Copy each line in which the string "Inventories" occurs.

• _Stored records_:
▬▬▬▬▬▬

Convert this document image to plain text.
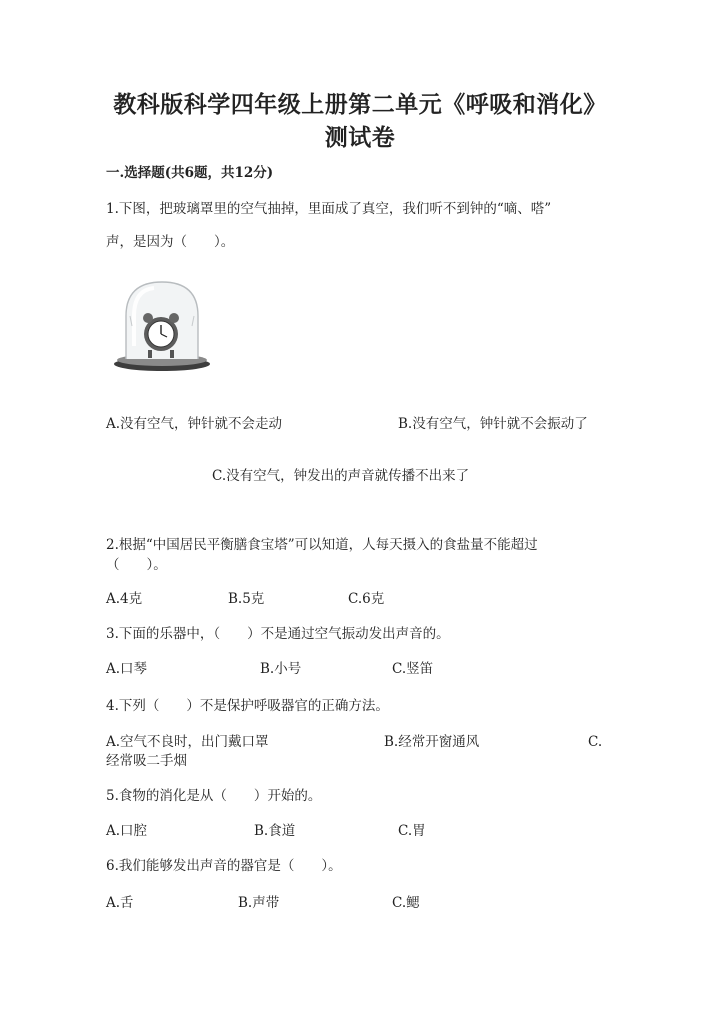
教科版科学四年级上册第二单元《呼吸和消化》测试卷
一.选择题(共6题，共12分)
1.下图，把玻璃罩里的空气抽掉，里面成了真空，我们听不到钟的“嘀、嗒”
声，是因为（　　）。
A.没有空气，钟针就不会走动	B.没有空气，钟针就不会振动了
C.没有空气，钟发出的声音就传播不出来了
2.根据“中国居民平衡膳食宝塔”可以知道，人每天摄入的食盐量不能超过
（　　）。
A.4克	B.5克	C.6克
3.下面的乐器中，（　　）不是通过空气振动发出声音的。
A.口琴	B.小号	C.竖笛
4.下列（　　）不是保护呼吸器官的正确方法。
A.空气不良时，出门戴口罩	B.经常开窗通风	C.
经常吸二手烟
5.食物的消化是从（　　）开始的。
A.口腔	B.食道	C.胃
6.我们能够发出声音的器官是（　　）。
A.舌	B.声带	C.鳃
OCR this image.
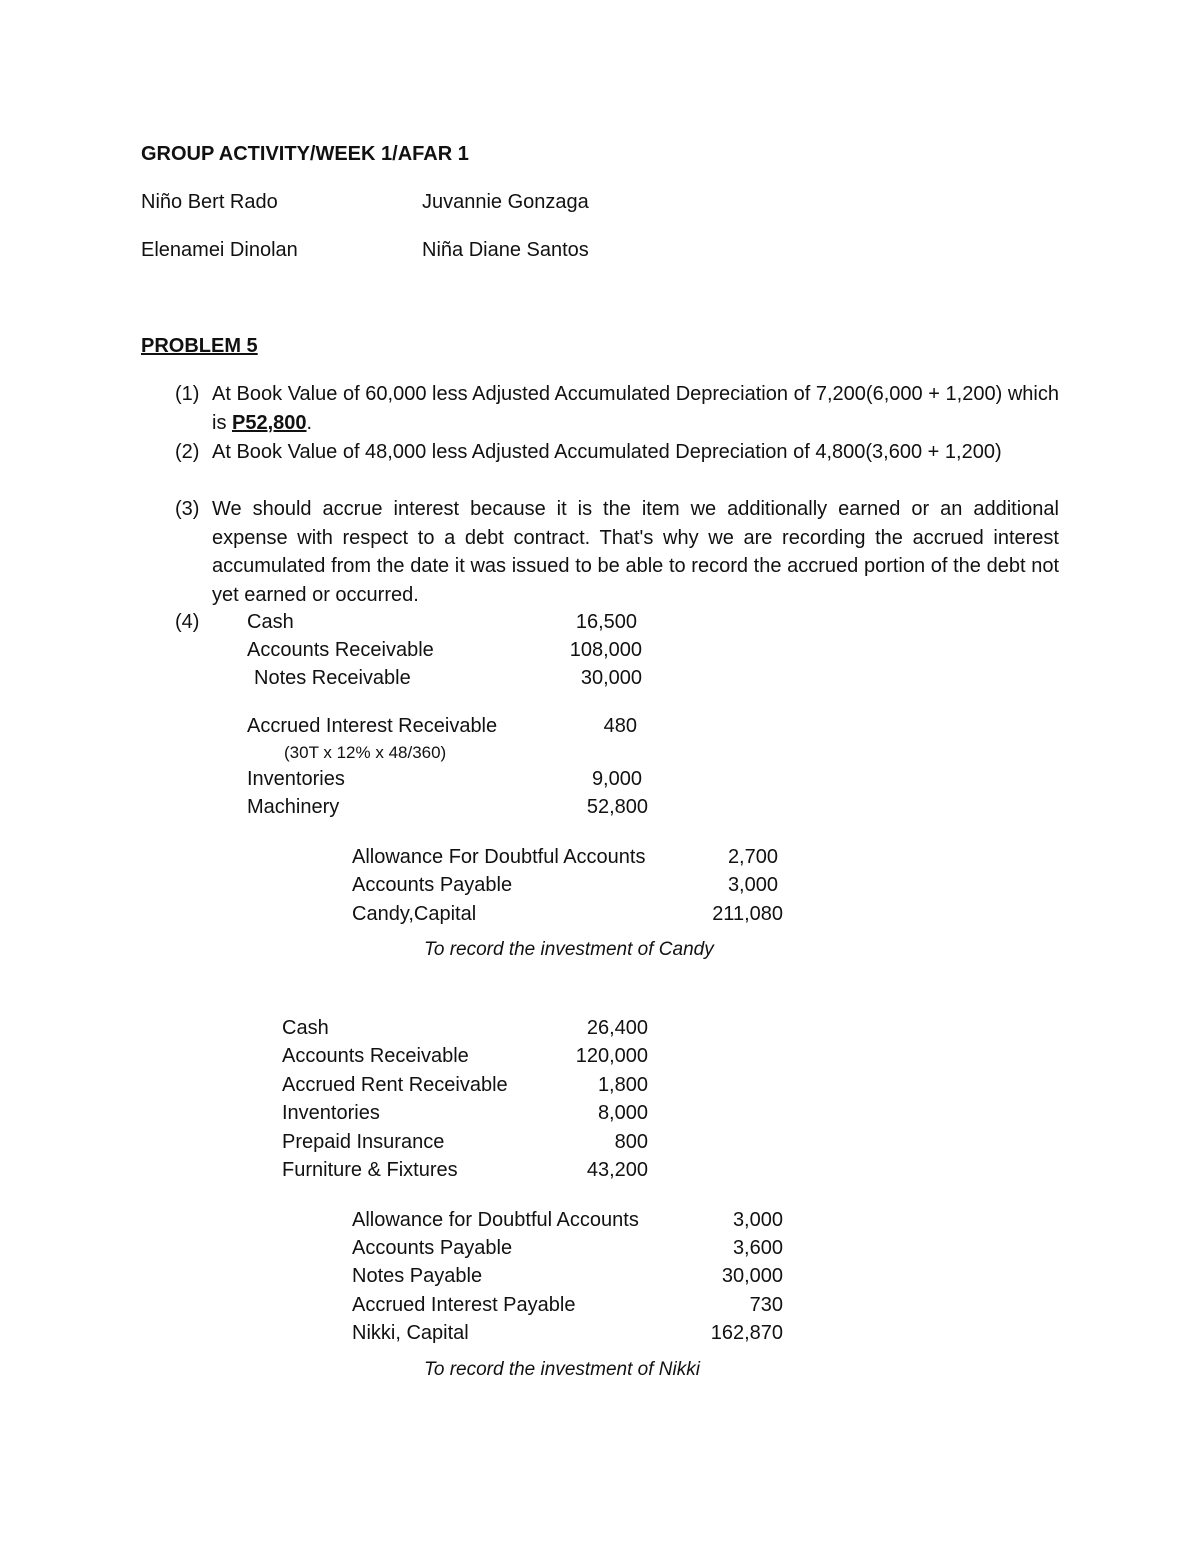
GROUP ACTIVITY/WEEK 1/AFAR 1
Niño Bert Rado	Juvannie Gonzaga
Elenamei Dinolan	Niña Diane Santos
PROBLEM 5
(1) At Book Value of 60,000 less Adjusted Accumulated Depreciation of 7,200(6,000 + 1,200) which is P52,800.
(2) At Book Value of 48,000 less Adjusted Accumulated Depreciation of 4,800(3,600 + 1,200)
(3) We should accrue interest because it is the item we additionally earned or an additional expense with respect to a debt contract. That's why we are recording the accrued interest accumulated from the date it was issued to be able to record the accrued portion of the debt not yet earned or occurred.
(4) Cash	16,500
Accounts Receivable	108,000
Notes Receivable	30,000
Accrued Interest Receivable	480
(30T x 12% x 48/360)
Inventories	9,000
Machinery	52,800
Allowance For Doubtful Accounts	2,700
Accounts Payable	3,000
Candy,Capital	211,080
To record the investment of Candy
Cash	26,400
Accounts Receivable	120,000
Accrued Rent Receivable	1,800
Inventories	8,000
Prepaid Insurance	800
Furniture & Fixtures	43,200
Allowance for Doubtful Accounts	3,000
Accounts Payable	3,600
Notes Payable	30,000
Accrued Interest Payable	730
Nikki, Capital	162,870
To record the investment of Nikki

▬▬▬▬▬▬

• _OUTPUT FOR THIS TASK_:
Inventories	9,000
Inventories	8,000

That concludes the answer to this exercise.